* **Aim of the task**: Keep only the lines that hold the string "口语交际", filtering out the rest of the entries below.

* **Records for the task**:
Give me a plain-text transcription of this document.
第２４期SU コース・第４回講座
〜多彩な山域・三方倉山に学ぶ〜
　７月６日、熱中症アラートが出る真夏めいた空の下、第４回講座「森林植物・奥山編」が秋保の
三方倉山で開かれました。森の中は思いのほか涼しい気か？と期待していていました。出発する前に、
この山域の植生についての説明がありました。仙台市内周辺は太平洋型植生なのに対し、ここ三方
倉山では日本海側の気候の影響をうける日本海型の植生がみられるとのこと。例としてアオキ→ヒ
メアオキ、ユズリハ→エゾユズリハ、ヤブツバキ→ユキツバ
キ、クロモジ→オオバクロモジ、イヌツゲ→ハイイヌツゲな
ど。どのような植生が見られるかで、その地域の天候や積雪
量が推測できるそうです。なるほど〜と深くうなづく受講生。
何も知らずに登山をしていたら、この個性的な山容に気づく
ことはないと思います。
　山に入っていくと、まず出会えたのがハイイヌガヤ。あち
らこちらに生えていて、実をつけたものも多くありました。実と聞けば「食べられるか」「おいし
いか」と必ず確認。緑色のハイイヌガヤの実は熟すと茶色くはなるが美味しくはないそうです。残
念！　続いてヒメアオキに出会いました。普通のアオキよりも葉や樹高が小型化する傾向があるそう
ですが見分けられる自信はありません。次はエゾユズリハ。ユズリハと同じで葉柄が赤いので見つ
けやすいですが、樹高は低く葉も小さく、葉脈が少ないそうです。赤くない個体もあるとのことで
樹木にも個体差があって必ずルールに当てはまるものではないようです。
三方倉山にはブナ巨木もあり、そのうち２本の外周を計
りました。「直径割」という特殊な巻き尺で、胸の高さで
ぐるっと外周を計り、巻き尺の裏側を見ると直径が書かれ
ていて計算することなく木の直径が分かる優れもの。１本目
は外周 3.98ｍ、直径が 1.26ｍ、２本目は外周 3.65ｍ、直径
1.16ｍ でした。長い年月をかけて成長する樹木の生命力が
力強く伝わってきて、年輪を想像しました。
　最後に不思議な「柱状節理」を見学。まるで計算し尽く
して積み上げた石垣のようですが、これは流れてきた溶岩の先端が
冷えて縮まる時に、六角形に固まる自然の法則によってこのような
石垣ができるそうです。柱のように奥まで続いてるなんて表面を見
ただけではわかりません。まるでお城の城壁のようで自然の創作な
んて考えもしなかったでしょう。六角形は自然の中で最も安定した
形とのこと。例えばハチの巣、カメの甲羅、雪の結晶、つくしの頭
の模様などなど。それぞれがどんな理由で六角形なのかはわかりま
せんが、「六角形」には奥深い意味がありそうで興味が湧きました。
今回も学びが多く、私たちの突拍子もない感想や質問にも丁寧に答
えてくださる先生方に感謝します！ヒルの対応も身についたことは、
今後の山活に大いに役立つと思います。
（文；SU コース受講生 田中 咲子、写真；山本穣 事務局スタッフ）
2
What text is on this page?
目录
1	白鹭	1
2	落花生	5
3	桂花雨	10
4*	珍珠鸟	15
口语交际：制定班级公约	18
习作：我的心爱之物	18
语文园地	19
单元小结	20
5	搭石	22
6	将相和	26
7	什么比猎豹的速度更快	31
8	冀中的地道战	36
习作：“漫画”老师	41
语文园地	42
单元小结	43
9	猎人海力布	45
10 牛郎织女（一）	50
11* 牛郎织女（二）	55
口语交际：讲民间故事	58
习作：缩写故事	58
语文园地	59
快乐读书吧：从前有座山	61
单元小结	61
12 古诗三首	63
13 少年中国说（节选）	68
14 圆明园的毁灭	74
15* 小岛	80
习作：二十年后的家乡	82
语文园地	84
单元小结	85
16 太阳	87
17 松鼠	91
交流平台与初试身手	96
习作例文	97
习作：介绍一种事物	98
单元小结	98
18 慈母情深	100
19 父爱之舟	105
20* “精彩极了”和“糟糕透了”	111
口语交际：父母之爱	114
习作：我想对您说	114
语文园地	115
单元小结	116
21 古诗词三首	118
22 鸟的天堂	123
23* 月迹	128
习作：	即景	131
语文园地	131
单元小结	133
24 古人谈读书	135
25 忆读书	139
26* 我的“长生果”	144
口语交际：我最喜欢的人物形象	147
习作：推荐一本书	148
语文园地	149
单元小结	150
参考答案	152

==

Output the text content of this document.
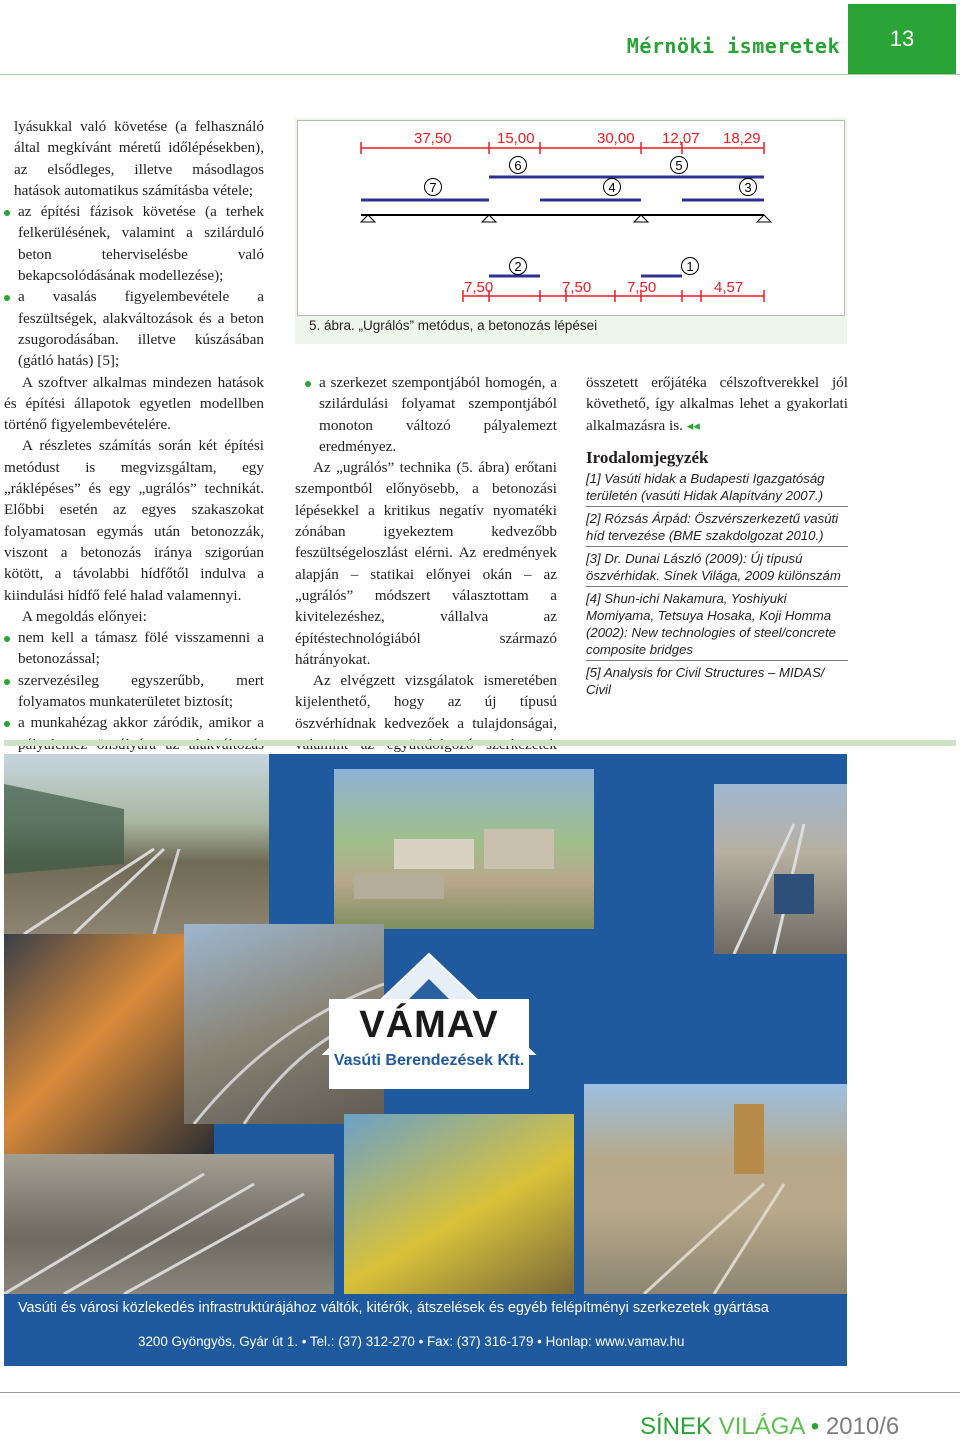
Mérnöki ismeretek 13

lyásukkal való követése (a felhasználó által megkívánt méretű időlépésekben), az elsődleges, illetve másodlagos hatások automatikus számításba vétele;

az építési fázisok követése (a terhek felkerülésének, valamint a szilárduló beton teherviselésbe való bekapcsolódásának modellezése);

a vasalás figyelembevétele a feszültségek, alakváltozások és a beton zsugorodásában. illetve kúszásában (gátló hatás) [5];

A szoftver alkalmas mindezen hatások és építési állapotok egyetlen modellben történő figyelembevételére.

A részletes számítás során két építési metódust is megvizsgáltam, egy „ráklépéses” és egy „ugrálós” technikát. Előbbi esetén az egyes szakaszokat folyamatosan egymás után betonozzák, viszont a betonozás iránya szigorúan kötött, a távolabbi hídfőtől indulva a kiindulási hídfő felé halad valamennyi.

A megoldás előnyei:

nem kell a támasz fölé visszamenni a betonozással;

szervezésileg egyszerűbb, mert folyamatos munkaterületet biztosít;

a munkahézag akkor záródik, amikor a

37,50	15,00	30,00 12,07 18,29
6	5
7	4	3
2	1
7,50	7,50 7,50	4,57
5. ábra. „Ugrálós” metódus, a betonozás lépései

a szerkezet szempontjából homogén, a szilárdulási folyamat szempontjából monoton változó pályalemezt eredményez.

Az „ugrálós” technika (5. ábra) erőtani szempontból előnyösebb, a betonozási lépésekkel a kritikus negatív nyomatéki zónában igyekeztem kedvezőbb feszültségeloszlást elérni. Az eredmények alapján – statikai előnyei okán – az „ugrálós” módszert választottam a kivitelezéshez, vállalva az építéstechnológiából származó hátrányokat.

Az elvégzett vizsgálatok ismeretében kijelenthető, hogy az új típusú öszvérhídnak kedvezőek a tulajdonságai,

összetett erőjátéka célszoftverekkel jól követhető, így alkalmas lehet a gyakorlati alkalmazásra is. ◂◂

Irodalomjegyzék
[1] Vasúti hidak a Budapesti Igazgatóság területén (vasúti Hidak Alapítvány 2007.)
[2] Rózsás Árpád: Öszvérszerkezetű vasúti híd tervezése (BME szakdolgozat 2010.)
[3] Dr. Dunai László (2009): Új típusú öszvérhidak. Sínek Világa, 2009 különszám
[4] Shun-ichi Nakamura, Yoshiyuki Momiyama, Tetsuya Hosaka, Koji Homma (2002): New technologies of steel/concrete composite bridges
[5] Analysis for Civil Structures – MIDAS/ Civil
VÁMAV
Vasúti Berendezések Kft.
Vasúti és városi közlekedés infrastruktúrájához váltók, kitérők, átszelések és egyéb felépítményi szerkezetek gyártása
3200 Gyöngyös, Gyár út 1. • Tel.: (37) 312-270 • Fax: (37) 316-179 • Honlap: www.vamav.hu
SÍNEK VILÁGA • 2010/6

* **Reply to the exercise**:
口语交际：制定班级公约	18
口语交际：讲民间故事	58
口语交际：父母之爱	114
口语交际：我最喜欢的人物形象	147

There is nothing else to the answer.